### Aim
Give a verbatim copy of the lines below, minus the pictures.

### Input records

____

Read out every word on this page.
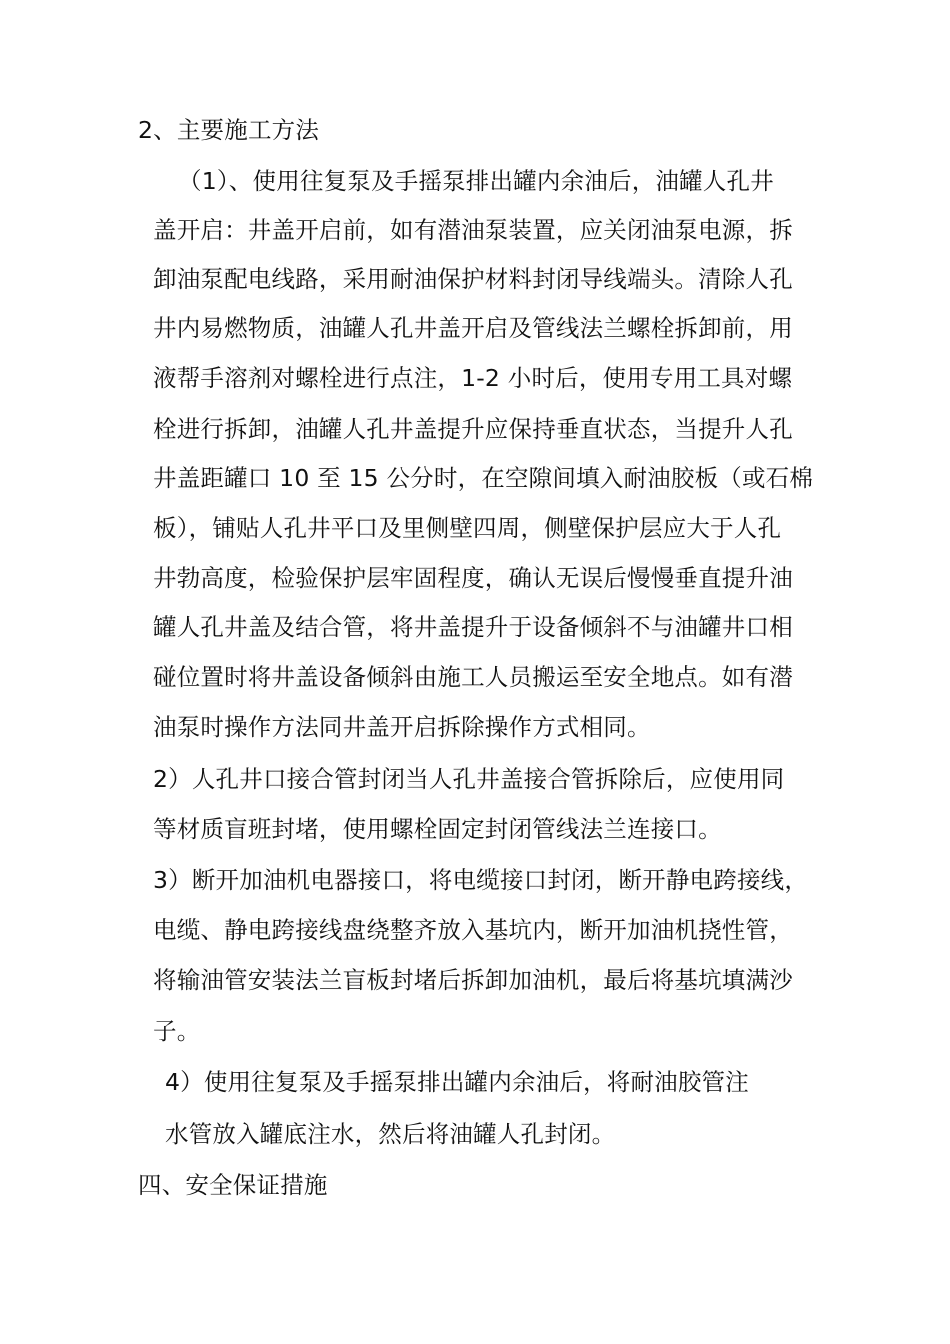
2、主要施工方法
（1）、使用往复泵及手摇泵排出罐内余油后，油罐人孔井
盖开启：井盖开启前，如有潜油泵装置，应关闭油泵电源，拆
卸油泵配电线路，采用耐油保护材料封闭导线端头。清除人孔
井内易燃物质，油罐人孔井盖开启及管线法兰螺栓拆卸前，用
液帮手溶剂对螺栓进行点注，1-2 小时后，使用专用工具对螺
栓进行拆卸，油罐人孔井盖提升应保持垂直状态，当提升人孔
井盖距罐口 10 至 15 公分时，在空隙间填入耐油胶板（或石棉
板），铺贴人孔井平口及里侧壁四周，侧壁保护层应大于人孔
井勃高度，检验保护层牢固程度，确认无误后慢慢垂直提升油
罐人孔井盖及结合管，将井盖提升于设备倾斜不与油罐井口相
碰位置时将井盖设备倾斜由施工人员搬运至安全地点。如有潜
油泵时操作方法同井盖开启拆除操作方式相同。
2）人孔井口接合管封闭当人孔井盖接合管拆除后，应使用同
等材质盲班封堵，使用螺栓固定封闭管线法兰连接口。
3）断开加油机电器接口，将电缆接口封闭，断开静电跨接线，
电缆、静电跨接线盘绕整齐放入基坑内，断开加油机挠性管，
将输油管安装法兰盲板封堵后拆卸加油机，最后将基坑填满沙
子。
4）使用往复泵及手摇泵排出罐内余油后，将耐油胶管注
水管放入罐底注水，然后将油罐人孔封闭。
四、安全保证措施
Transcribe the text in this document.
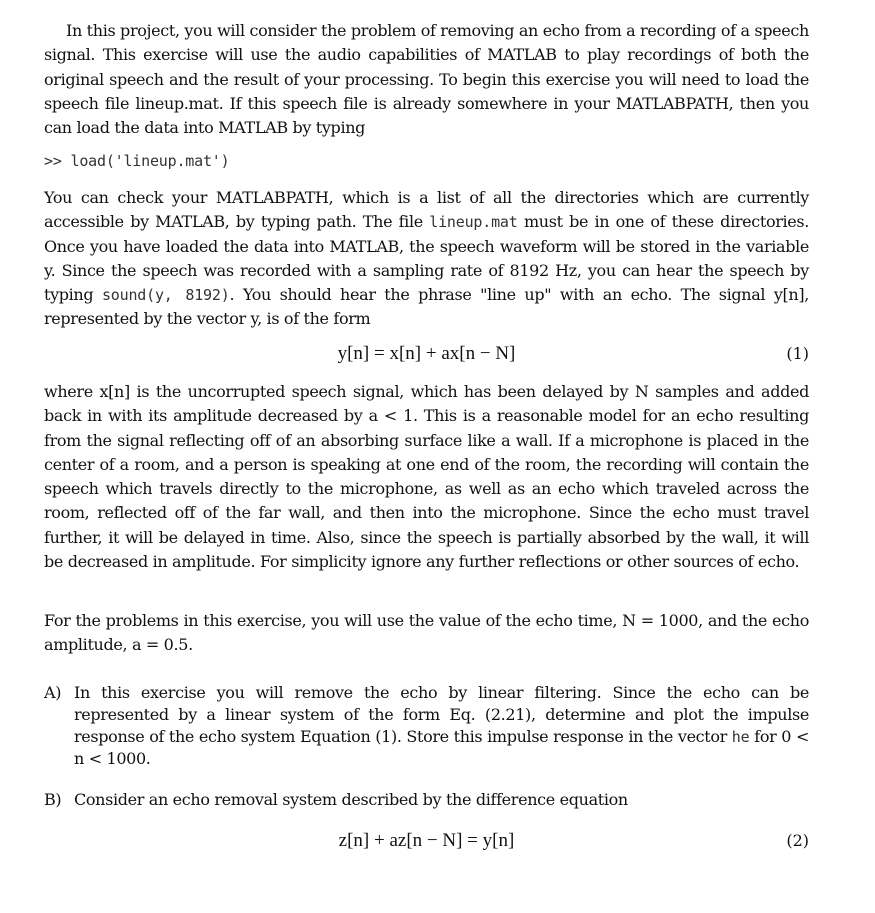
In this project, you will consider the problem of removing an echo from a recording of a speech signal. This exercise will use the audio capabilities of MATLAB to play recordings of both the original speech and the result of your processing. To begin this exercise you will need to load the speech file lineup.mat. If this speech file is already somewhere in your MATLABPATH, then you can load the data into MATLAB by typing

>> load('lineup.mat')

You can check your MATLABPATH, which is a list of all the directories which are currently accessible by MATLAB, by typing path. The file lineup.mat must be in one of these directories. Once you have loaded the data into MATLAB, the speech waveform will be stored in the variable y. Since the speech was recorded with a sampling rate of 8192 Hz, you can hear the speech by typing sound(y, 8192). You should hear the phrase "line up" with an echo. The signal y[n], represented by the vector y, is of the form

y[n] = x[n] + ax[n − N]	(1)

where x[n] is the uncorrupted speech signal, which has been delayed by N samples and added back in with its amplitude decreased by a < 1. This is a reasonable model for an echo resulting from the signal reflecting off of an absorbing surface like a wall. If a microphone is placed in the center of a room, and a person is speaking at one end of the room, the recording will contain the speech which travels directly to the microphone, as well as an echo which traveled across the room, reflected off of the far wall, and then into the microphone. Since the echo must travel further, it will be delayed in time. Also, since the speech is partially absorbed by the wall, it will be decreased in amplitude. For simplicity ignore any further reflections or other sources of echo.

For the problems in this exercise, you will use the value of the echo time, N = 1000, and the echo amplitude, a = 0.5.

A) In this exercise you will remove the echo by linear filtering. Since the echo can be represented by a linear system of the form Eq. (2.21), determine and plot the impulse response of the echo system Equation (1). Store this impulse response in the vector he for 0 < n < 1000.
B) Consider an echo removal system described by the difference equation
z[n] + az[n − N] = y[n]	(2)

____

### Solved problem
Read out every word on this page.
2、主要施工方法
（1）、使用往复泵及手摇泵排出罐内余油后，油罐人孔井
盖开启：井盖开启前，如有潜油泵装置，应关闭油泵电源，拆
卸油泵配电线路，采用耐油保护材料封闭导线端头。清除人孔
井内易燃物质，油罐人孔井盖开启及管线法兰螺栓拆卸前，用
液帮手溶剂对螺栓进行点注，1-2 小时后，使用专用工具对螺
栓进行拆卸，油罐人孔井盖提升应保持垂直状态，当提升人孔
井盖距罐口 10 至 15 公分时，在空隙间填入耐油胶板（或石棉
板），铺贴人孔井平口及里侧壁四周，侧壁保护层应大于人孔
井勃高度，检验保护层牢固程度，确认无误后慢慢垂直提升油
罐人孔井盖及结合管，将井盖提升于设备倾斜不与油罐井口相
碰位置时将井盖设备倾斜由施工人员搬运至安全地点。如有潜
油泵时操作方法同井盖开启拆除操作方式相同。
2）人孔井口接合管封闭当人孔井盖接合管拆除后，应使用同
等材质盲班封堵，使用螺栓固定封闭管线法兰连接口。
3）断开加油机电器接口，将电缆接口封闭，断开静电跨接线，
电缆、静电跨接线盘绕整齐放入基坑内，断开加油机挠性管，
将输油管安装法兰盲板封堵后拆卸加油机，最后将基坑填满沙
子。
4）使用往复泵及手摇泵排出罐内余油后，将耐油胶管注
水管放入罐底注水，然后将油罐人孔封闭。
四、安全保证措施
Transcribe the text in this document.
In this project, you will consider the problem of removing an echo from a recording of a speech signal. This exercise will use the audio capabilities of MATLAB to play recordings of both the original speech and the result of your processing. To begin this exercise you will need to load the speech file lineup.mat. If this speech file is already somewhere in your MATLABPATH, then you can load the data into MATLAB by typing

>> load('lineup.mat')

You can check your MATLABPATH, which is a list of all the directories which are currently accessible by MATLAB, by typing path. The file lineup.mat must be in one of these directories. Once you have loaded the data into MATLAB, the speech waveform will be stored in the variable y. Since the speech was recorded with a sampling rate of 8192 Hz, you can hear the speech by typing sound(y, 8192). You should hear the phrase "line up" with an echo. The signal y[n], represented by the vector y, is of the form

y[n] = x[n] + ax[n − N]	(1)

where x[n] is the uncorrupted speech signal, which has been delayed by N samples and added back in with its amplitude decreased by a < 1. This is a reasonable model for an echo resulting from the signal reflecting off of an absorbing surface like a wall. If a microphone is placed in the center of a room, and a person is speaking at one end of the room, the recording will contain the speech which travels directly to the microphone, as well as an echo which traveled across the room, reflected off of the far wall, and then into the microphone. Since the echo must travel further, it will be delayed in time. Also, since the speech is partially absorbed by the wall, it will be decreased in amplitude. For simplicity ignore any further reflections or other sources of echo.

For the problems in this exercise, you will use the value of the echo time, N = 1000, and the echo amplitude, a = 0.5.

A) In this exercise you will remove the echo by linear filtering. Since the echo can be represented by a linear system of the form Eq. (2.21), determine and plot the impulse response of the echo system Equation (1). Store this impulse response in the vector he for 0 < n < 1000.
B) Consider an echo removal system described by the difference equation
z[n] + az[n − N] = y[n]	(2)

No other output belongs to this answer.